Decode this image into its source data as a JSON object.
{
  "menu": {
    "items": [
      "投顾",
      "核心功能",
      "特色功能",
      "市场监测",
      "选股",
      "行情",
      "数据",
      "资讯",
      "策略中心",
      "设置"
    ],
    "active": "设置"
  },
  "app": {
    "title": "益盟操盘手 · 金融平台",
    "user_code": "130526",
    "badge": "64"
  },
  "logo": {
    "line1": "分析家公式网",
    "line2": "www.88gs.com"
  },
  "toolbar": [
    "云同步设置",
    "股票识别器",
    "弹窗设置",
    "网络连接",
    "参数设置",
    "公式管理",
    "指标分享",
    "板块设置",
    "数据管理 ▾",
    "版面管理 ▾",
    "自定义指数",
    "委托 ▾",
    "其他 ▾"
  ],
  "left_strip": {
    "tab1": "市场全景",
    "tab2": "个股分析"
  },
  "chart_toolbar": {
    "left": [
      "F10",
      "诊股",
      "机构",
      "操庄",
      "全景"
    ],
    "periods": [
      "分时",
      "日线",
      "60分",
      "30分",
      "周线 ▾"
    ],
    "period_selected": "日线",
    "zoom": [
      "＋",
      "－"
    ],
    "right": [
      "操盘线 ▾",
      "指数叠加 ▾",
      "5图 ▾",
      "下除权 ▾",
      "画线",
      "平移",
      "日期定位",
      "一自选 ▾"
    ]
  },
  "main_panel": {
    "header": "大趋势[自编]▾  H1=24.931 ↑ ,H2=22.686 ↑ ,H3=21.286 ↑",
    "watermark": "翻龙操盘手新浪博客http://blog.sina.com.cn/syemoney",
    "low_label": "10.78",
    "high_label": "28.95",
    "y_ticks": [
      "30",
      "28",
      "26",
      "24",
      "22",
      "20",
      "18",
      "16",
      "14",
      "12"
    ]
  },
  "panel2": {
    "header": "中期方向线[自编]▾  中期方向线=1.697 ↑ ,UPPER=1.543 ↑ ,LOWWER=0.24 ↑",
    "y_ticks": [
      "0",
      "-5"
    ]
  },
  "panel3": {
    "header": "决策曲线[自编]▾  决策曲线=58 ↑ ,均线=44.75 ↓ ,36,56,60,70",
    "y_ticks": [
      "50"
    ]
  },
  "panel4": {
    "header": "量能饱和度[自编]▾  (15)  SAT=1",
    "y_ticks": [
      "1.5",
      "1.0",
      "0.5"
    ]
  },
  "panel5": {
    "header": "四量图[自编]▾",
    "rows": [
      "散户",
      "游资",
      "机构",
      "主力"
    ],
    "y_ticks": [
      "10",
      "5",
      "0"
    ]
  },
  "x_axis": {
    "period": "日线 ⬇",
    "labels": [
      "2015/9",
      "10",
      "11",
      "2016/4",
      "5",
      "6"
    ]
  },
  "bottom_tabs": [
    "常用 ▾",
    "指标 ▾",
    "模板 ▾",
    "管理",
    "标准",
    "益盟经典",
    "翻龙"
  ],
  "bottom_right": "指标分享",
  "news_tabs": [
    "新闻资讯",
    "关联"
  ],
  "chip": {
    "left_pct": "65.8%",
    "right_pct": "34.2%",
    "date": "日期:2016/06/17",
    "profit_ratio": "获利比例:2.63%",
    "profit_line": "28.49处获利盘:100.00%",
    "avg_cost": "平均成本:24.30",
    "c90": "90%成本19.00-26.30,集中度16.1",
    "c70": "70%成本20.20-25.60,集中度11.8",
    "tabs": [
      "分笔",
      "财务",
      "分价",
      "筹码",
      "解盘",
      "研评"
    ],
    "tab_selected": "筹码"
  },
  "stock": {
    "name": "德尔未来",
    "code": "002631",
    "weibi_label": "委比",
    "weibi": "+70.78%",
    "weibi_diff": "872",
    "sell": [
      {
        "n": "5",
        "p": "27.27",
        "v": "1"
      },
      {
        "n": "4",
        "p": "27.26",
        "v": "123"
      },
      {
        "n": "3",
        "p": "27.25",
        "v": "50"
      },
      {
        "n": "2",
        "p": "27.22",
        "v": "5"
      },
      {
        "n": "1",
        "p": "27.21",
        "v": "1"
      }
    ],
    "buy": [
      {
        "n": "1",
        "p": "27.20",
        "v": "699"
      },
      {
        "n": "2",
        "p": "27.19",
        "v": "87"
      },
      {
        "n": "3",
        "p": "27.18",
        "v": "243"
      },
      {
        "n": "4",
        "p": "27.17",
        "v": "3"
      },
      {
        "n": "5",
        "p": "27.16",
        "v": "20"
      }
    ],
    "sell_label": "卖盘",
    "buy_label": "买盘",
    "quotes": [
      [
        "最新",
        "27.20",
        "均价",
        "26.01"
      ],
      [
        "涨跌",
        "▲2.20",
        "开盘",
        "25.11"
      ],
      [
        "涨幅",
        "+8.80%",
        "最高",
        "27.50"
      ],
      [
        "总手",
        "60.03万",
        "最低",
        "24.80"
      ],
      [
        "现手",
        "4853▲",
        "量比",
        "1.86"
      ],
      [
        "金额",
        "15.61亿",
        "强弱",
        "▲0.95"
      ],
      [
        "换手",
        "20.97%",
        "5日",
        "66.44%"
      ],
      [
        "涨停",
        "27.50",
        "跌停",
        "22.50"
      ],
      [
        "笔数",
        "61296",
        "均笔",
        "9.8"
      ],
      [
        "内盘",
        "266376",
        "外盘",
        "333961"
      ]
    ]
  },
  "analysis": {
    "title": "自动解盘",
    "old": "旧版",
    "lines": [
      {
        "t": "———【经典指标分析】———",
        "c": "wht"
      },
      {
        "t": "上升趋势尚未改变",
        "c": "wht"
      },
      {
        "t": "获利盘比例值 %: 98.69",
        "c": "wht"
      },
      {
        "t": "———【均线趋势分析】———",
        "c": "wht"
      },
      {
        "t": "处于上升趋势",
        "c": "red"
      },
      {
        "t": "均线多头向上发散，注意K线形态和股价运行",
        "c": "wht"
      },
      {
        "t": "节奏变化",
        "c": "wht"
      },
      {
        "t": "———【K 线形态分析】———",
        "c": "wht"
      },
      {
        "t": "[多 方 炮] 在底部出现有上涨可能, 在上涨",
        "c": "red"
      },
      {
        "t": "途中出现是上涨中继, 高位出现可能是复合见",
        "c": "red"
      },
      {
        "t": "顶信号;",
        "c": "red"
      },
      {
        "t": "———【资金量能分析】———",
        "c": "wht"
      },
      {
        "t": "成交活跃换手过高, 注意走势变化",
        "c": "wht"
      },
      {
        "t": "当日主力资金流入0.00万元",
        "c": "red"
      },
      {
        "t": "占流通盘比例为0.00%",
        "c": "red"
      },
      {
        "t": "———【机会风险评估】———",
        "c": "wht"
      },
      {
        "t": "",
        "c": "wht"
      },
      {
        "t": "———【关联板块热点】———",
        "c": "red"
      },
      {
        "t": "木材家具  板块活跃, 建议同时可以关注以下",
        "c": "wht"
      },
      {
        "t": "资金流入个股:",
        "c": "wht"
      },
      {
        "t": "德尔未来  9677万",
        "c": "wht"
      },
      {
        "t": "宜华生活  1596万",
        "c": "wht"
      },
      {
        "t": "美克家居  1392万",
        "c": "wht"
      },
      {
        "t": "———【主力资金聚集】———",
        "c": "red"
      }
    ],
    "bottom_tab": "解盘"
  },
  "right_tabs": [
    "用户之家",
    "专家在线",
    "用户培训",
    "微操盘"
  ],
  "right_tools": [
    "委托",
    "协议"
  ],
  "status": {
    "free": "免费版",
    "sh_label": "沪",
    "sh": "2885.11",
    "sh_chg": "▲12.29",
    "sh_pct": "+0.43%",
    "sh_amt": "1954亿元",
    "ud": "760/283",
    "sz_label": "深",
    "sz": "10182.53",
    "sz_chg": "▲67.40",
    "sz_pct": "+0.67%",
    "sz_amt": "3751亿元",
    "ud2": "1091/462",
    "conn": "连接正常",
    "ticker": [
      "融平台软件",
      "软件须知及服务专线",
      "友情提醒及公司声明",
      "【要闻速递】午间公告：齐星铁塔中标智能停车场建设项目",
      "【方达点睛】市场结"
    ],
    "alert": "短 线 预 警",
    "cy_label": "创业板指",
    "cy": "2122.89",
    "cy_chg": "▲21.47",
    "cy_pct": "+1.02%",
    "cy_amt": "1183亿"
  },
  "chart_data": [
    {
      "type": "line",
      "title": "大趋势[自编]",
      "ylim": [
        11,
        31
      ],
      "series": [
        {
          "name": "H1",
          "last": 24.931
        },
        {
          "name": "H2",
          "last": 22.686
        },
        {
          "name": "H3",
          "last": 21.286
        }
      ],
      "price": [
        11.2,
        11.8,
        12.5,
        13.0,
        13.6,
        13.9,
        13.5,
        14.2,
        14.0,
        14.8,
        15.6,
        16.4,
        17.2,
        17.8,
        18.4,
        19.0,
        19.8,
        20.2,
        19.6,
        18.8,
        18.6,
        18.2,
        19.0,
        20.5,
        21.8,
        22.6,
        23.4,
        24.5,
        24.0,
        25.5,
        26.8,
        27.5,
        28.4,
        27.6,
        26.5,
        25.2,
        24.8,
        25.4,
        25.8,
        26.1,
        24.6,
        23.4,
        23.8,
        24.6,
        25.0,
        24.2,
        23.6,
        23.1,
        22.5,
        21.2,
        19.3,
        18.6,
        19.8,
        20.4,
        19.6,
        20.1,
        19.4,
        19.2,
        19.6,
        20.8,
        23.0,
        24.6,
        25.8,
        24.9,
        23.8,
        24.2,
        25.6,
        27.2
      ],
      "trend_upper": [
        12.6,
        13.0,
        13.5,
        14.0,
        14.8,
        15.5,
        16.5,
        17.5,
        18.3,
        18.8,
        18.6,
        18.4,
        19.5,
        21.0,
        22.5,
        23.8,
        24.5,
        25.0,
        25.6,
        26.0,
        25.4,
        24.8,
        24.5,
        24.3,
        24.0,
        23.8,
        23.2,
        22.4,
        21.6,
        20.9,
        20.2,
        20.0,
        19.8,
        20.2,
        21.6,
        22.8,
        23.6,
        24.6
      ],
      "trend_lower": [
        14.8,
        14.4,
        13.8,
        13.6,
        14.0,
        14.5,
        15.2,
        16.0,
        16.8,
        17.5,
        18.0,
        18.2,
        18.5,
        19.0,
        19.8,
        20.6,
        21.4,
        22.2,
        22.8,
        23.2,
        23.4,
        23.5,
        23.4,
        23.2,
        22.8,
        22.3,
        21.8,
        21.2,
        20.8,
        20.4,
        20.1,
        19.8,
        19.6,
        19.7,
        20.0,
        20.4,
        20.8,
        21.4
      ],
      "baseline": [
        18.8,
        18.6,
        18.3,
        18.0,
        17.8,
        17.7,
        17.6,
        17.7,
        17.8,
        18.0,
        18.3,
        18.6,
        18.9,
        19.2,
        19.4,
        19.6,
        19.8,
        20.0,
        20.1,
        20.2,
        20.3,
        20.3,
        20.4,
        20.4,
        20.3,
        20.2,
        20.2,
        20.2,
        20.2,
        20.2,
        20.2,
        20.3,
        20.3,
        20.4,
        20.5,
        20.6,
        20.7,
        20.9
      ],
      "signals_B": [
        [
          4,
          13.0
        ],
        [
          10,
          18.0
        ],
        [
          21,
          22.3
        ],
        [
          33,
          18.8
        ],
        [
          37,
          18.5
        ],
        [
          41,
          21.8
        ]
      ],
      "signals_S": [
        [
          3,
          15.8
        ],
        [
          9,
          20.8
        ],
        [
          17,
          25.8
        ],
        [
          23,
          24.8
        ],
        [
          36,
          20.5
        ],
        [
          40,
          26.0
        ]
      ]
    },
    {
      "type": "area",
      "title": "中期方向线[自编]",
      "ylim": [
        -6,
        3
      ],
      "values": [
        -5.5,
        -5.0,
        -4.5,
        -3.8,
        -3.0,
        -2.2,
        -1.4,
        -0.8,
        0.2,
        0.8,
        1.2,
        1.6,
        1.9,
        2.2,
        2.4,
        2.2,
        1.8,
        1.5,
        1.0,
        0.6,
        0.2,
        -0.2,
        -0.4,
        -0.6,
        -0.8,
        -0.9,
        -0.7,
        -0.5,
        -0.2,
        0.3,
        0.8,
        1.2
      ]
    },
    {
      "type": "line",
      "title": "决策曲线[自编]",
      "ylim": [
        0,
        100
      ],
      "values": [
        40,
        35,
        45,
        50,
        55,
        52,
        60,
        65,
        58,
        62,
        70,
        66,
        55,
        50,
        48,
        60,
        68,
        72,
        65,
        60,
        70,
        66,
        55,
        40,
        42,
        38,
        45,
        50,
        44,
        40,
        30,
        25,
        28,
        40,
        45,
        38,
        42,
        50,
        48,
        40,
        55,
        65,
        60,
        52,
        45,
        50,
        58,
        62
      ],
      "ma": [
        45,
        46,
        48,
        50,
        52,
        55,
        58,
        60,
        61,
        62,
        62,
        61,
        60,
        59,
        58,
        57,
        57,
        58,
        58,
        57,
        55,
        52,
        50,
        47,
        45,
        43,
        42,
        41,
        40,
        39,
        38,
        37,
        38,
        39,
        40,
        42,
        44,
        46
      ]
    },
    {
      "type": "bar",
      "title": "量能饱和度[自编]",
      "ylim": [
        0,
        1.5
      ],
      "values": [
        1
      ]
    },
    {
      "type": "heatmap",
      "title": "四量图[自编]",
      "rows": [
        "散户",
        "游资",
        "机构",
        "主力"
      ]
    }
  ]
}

++++++++

• What the task asks: Copy every line of the material in which the word "title" occurs.

• Exercise result:
    "title": "益盟操盘手 · 金融平台",
    "title": "自动解盘",
      "title": "大趋势[自编]",
      "title": "中期方向线[自编]",
      "title": "决策曲线[自编]",
      "title": "量能饱和度[自编]",
      "title": "四量图[自编]",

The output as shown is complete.